→ **TASK TO COMPLETE**: Repeat only the lines from the one holding "What text is on this page?" down to the last line of the listing below, including both of those lines.

→ **Entries taken from a collection**:
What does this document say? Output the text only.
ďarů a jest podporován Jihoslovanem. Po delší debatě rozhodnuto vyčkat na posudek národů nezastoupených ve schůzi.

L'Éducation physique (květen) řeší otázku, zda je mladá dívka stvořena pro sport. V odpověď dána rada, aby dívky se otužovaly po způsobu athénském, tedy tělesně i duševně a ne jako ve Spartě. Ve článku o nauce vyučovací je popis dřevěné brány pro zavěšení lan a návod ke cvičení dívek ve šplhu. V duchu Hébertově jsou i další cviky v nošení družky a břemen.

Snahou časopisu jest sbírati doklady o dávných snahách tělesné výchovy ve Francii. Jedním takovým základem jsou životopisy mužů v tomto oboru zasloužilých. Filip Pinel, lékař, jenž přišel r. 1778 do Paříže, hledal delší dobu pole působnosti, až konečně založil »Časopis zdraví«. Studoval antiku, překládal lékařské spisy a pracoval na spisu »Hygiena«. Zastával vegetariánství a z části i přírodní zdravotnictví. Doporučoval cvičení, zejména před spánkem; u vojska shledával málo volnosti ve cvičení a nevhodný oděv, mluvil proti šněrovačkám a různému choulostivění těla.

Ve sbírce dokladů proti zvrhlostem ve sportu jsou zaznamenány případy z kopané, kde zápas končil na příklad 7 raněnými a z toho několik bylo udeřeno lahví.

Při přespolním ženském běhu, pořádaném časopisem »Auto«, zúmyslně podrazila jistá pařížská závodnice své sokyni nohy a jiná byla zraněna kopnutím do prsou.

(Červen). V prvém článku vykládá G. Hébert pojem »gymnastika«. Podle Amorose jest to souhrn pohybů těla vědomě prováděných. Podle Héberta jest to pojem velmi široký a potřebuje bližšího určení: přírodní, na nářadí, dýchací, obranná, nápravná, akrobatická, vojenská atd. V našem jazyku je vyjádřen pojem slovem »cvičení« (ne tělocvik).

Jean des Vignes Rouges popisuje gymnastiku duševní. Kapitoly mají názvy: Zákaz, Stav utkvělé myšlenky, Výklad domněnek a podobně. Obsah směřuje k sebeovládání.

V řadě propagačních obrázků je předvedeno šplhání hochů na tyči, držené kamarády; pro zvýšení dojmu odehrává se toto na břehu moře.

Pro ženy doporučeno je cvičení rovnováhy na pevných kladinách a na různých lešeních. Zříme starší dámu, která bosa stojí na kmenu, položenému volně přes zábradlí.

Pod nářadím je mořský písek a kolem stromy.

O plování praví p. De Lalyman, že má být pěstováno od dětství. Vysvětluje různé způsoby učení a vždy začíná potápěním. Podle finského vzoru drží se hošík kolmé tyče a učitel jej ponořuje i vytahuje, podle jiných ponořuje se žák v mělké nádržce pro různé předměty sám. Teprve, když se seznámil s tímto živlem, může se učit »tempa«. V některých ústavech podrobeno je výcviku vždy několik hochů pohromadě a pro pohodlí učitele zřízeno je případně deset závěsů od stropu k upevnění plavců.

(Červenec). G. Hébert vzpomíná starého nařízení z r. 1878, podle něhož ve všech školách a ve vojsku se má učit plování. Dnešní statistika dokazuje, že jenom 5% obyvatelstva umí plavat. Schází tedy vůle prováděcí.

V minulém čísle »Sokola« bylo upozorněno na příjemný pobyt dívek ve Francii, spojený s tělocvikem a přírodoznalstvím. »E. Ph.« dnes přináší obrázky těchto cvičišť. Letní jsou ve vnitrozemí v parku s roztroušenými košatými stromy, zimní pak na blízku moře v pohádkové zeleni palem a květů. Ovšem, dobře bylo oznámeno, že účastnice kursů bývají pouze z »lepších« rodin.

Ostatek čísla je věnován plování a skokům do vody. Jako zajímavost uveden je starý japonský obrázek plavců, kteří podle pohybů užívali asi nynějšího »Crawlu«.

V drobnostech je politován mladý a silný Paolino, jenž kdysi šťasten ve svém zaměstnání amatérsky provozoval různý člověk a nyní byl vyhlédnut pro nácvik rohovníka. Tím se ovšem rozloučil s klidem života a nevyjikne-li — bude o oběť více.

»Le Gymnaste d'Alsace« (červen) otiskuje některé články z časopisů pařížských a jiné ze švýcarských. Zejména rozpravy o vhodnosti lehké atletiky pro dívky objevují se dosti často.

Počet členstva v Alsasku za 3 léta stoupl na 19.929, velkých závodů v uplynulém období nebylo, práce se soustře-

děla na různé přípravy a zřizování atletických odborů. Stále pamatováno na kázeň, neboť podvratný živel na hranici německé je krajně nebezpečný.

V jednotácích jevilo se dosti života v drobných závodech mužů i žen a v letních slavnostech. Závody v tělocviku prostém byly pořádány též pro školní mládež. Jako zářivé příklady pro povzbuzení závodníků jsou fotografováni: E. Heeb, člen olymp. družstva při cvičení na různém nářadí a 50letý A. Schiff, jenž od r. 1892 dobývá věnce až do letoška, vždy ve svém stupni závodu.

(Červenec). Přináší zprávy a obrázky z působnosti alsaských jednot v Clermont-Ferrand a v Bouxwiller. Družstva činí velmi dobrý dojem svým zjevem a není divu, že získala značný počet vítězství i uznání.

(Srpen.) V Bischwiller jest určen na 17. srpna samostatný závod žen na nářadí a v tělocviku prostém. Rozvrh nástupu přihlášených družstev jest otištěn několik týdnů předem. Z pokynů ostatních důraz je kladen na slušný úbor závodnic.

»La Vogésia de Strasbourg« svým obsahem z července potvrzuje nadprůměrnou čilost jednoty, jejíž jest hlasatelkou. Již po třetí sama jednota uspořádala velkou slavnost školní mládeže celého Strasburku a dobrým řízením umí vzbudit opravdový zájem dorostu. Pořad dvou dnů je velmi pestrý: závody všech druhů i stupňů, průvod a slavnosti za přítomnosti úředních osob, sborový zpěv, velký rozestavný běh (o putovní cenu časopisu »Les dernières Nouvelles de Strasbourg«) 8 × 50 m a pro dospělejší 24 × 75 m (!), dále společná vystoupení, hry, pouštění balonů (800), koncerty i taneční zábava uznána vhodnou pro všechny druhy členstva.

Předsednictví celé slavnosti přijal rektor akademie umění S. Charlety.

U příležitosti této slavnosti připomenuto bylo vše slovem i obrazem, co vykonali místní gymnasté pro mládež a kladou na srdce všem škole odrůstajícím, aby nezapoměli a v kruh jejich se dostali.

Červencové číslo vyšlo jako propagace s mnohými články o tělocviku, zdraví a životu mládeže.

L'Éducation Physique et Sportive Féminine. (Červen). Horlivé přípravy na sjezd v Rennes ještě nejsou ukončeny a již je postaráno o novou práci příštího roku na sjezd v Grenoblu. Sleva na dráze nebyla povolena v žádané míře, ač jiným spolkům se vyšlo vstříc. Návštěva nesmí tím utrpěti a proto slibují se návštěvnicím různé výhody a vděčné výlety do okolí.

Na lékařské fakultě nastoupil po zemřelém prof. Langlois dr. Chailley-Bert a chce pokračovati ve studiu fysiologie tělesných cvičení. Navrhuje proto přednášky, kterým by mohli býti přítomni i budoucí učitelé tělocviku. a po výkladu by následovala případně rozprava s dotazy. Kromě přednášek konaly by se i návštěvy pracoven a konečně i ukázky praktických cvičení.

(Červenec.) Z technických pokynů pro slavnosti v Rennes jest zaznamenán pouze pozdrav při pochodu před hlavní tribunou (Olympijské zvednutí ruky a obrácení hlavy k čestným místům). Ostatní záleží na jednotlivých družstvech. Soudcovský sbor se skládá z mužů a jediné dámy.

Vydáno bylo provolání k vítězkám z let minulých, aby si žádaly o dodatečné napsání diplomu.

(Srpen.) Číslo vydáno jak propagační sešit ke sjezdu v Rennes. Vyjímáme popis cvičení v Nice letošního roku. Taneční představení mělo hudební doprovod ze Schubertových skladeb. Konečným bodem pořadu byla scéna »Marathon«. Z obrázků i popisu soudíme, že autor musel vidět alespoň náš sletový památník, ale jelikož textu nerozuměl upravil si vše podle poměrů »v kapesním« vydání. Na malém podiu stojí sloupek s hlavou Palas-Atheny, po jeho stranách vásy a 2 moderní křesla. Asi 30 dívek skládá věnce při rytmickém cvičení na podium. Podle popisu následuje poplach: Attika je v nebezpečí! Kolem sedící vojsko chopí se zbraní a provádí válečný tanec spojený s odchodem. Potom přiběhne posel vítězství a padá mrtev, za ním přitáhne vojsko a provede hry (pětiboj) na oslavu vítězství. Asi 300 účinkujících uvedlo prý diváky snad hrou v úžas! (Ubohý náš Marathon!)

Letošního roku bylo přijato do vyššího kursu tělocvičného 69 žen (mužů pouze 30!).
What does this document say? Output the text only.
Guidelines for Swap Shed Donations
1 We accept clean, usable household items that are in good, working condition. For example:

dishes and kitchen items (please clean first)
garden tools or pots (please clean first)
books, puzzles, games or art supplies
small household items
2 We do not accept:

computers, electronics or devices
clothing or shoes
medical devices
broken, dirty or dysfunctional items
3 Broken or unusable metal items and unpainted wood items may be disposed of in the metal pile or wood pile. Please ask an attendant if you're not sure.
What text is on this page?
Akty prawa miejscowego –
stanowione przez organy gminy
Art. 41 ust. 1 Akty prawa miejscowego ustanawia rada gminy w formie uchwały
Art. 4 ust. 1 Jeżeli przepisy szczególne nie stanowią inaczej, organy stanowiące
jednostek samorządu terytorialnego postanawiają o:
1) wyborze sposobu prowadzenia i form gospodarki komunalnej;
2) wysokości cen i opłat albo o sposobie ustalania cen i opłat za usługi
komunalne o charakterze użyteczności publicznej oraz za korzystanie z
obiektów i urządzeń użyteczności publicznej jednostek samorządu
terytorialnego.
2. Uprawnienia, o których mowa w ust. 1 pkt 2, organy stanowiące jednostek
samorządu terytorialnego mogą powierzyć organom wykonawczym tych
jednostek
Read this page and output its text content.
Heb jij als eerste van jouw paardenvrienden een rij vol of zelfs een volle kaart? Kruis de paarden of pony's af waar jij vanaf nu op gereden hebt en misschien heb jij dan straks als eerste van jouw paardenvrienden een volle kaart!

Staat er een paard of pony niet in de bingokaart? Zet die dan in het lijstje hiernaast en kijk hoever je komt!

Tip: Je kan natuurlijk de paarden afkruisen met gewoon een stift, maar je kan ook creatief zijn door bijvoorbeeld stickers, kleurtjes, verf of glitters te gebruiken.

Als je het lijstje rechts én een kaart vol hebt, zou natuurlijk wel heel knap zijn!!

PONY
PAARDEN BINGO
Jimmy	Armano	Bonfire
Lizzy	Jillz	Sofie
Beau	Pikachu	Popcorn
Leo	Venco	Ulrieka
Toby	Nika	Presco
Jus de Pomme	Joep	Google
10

→ **CORRECT ANSWER**:
What text is on this page?
Akty prawa miejscowego –
stanowione przez organy gminy
Art. 41 ust. 1 Akty prawa miejscowego ustanawia rada gminy w formie uchwały
Art. 4 ust. 1 Jeżeli przepisy szczególne nie stanowią inaczej, organy stanowiące
jednostek samorządu terytorialnego postanawiają o:
1) wyborze sposobu prowadzenia i form gospodarki komunalnej;
2) wysokości cen i opłat albo o sposobie ustalania cen i opłat za usługi
komunalne o charakterze użyteczności publicznej oraz za korzystanie z
obiektów i urządzeń użyteczności publicznej jednostek samorządu
terytorialnego.
2. Uprawnienia, o których mowa w ust. 1 pkt 2, organy stanowiące jednostek
samorządu terytorialnego mogą powierzyć organom wykonawczym tych
jednostek
Read this page and output its text content.
Heb jij als eerste van jouw paardenvrienden een rij vol of zelfs een volle kaart? Kruis de paarden of pony's af waar jij vanaf nu op gereden hebt en misschien heb jij dan straks als eerste van jouw paardenvrienden een volle kaart!

Staat er een paard of pony niet in de bingokaart? Zet die dan in het lijstje hiernaast en kijk hoever je komt!

Tip: Je kan natuurlijk de paarden afkruisen met gewoon een stift, maar je kan ook creatief zijn door bijvoorbeeld stickers, kleurtjes, verf of glitters te gebruiken.

Als je het lijstje rechts én een kaart vol hebt, zou natuurlijk wel heel knap zijn!!

PONY
PAARDEN BINGO
Jimmy	Armano	Bonfire
Lizzy	Jillz	Sofie
Beau	Pikachu	Popcorn
Leo	Venco	Ulrieka
Toby	Nika	Presco
Jus de Pomme	Joep	Google
10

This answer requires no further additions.